Every line that includes the word "marker" is to be listed.

DATA EXTRACT -
○ ○ ○ ○ ○ ○ ○
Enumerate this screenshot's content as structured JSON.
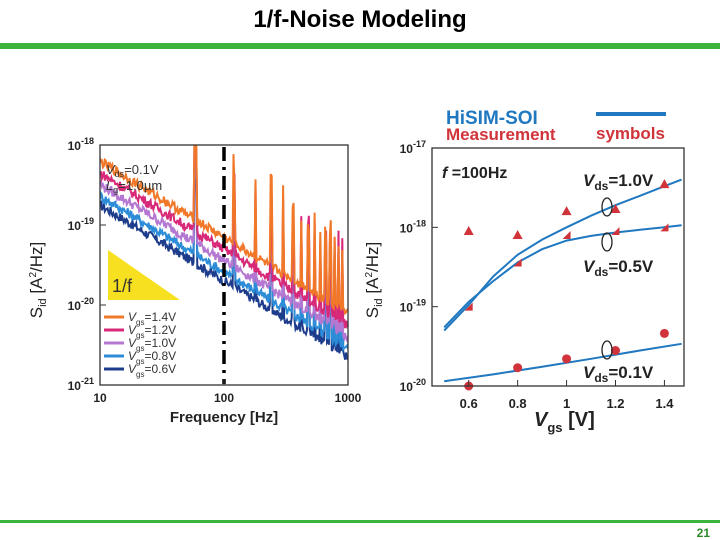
{
  "slide": {
    "title": "1/f-Noise Modeling",
    "page_number": "21"
  },
  "colors": {
    "accent_green": "#3cb43c",
    "model_blue": "#1f78c0",
    "measure_red": "#d0343a"
  },
  "chart_data": [
    {
      "type": "line",
      "xscale": "log",
      "yscale": "log",
      "xlim": [
        10,
        1000
      ],
      "ylim": [
        1e-21,
        1e-18
      ],
      "xticks": [
        "10",
        "100",
        "1000"
      ],
      "yticks": [
        {
          "base": "10",
          "exp": "-18"
        },
        {
          "base": "10",
          "exp": "-19"
        },
        {
          "base": "10",
          "exp": "-20"
        },
        {
          "base": "10",
          "exp": "-21"
        }
      ],
      "xlabel": "Frequency [Hz]",
      "ylabel": {
        "main": "S",
        "sub": "id",
        "unit_pre": " [A",
        "unit_sup": "2",
        "unit_post": "/Hz]"
      },
      "annotations": {
        "vds": {
          "var": "V",
          "sub": "ds",
          "rest": "=0.1V"
        },
        "lg": {
          "var": "L",
          "sub": "g",
          "rest": "=1.0µm"
        },
        "slope": "1/f"
      },
      "legend_placement": "bottom-left",
      "series": [
        {
          "label": {
            "var": "V",
            "sub": "gs",
            "rest": "=1.4V"
          },
          "color": "#f07828",
          "level": 7e-20
        },
        {
          "label": {
            "var": "V",
            "sub": "gs",
            "rest": "=1.2V"
          },
          "color": "#d82878",
          "level": 5e-20
        },
        {
          "label": {
            "var": "V",
            "sub": "gs",
            "rest": "=1.0V"
          },
          "color": "#b478d2",
          "level": 3.6e-20
        },
        {
          "label": {
            "var": "V",
            "sub": "gs",
            "rest": "=0.8V"
          },
          "color": "#2c8cd8",
          "level": 2.6e-20
        },
        {
          "label": {
            "var": "V",
            "sub": "gs",
            "rest": "=0.6V"
          },
          "color": "#1e3c8c",
          "level": 2e-20
        }
      ]
    },
    {
      "type": "scatter",
      "yscale": "log",
      "xlim": [
        0.45,
        1.48
      ],
      "ylim": [
        1e-20,
        1e-17
      ],
      "xticks": [
        "0.6",
        "0.8",
        "1",
        "1.2",
        "1.4"
      ],
      "yticks": [
        {
          "base": "10",
          "exp": "-17"
        },
        {
          "base": "10",
          "exp": "-18"
        },
        {
          "base": "10",
          "exp": "-19"
        },
        {
          "base": "10",
          "exp": "-20"
        }
      ],
      "xlabel": {
        "var": "V",
        "sub": "gs",
        "unit": " [V]"
      },
      "ylabel": {
        "main": "S",
        "sub": "id",
        "unit_pre": " [A",
        "unit_sup": "2",
        "unit_post": "/Hz]"
      },
      "legend": {
        "model": "HiSIM-SOI",
        "measurement": "Measurement",
        "measurement_style": "symbols"
      },
      "annotation": {
        "var": "f",
        "rest": " =100Hz"
      },
      "groups": [
        {
          "label": {
            "var": "V",
            "sub": "ds",
            "rest": "=1.0V"
          },
          "marker": "triangle",
          "x": [
            0.6,
            0.8,
            1.0,
            1.2,
            1.4
          ],
          "y": [
            9e-19,
            8e-19,
            1.6e-18,
            1.7e-18,
            3.5e-18
          ],
          "model_x": [
            0.5,
            0.6,
            0.7,
            0.8,
            0.9,
            1.0,
            1.1,
            1.2,
            1.3,
            1.4,
            1.47
          ],
          "model_y": [
            5e-20,
            1.05e-19,
            2.4e-19,
            4.5e-19,
            7e-19,
            1e-18,
            1.4e-18,
            1.9e-18,
            2.5e-18,
            3.3e-18,
            4e-18
          ]
        },
        {
          "label": {
            "var": "V",
            "sub": "ds",
            "rest": "=0.5V"
          },
          "marker": "half-square",
          "x": [
            0.6,
            0.8,
            1.0,
            1.2,
            1.4
          ],
          "y": [
            1e-19,
            3.6e-19,
            8e-19,
            9e-19,
            1e-18
          ],
          "model_x": [
            0.5,
            0.6,
            0.7,
            0.8,
            0.9,
            1.0,
            1.1,
            1.2,
            1.3,
            1.4,
            1.47
          ],
          "model_y": [
            5.5e-20,
            1.15e-19,
            2.1e-19,
            3.6e-19,
            5.3e-19,
            6.8e-19,
            7.8e-19,
            8.6e-19,
            9.3e-19,
            1e-18,
            1.06e-18
          ]
        },
        {
          "label": {
            "var": "V",
            "sub": "ds",
            "rest": "=0.1V"
          },
          "marker": "circle",
          "x": [
            0.6,
            0.8,
            1.0,
            1.2,
            1.4
          ],
          "y": [
            1e-20,
            1.7e-20,
            2.2e-20,
            2.8e-20,
            4.6e-20
          ],
          "model_x": [
            0.5,
            0.7,
            0.9,
            1.1,
            1.3,
            1.47
          ],
          "model_y": [
            1.15e-20,
            1.4e-20,
            1.75e-20,
            2.2e-20,
            2.8e-20,
            3.4e-20
          ]
        }
      ]
    }
  ]
}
○ ○ ○ ○ ○ ○ ○
PROBLEM SOLUTION -
          "marker": "triangle",
          "marker": "half-square",
          "marker": "circle",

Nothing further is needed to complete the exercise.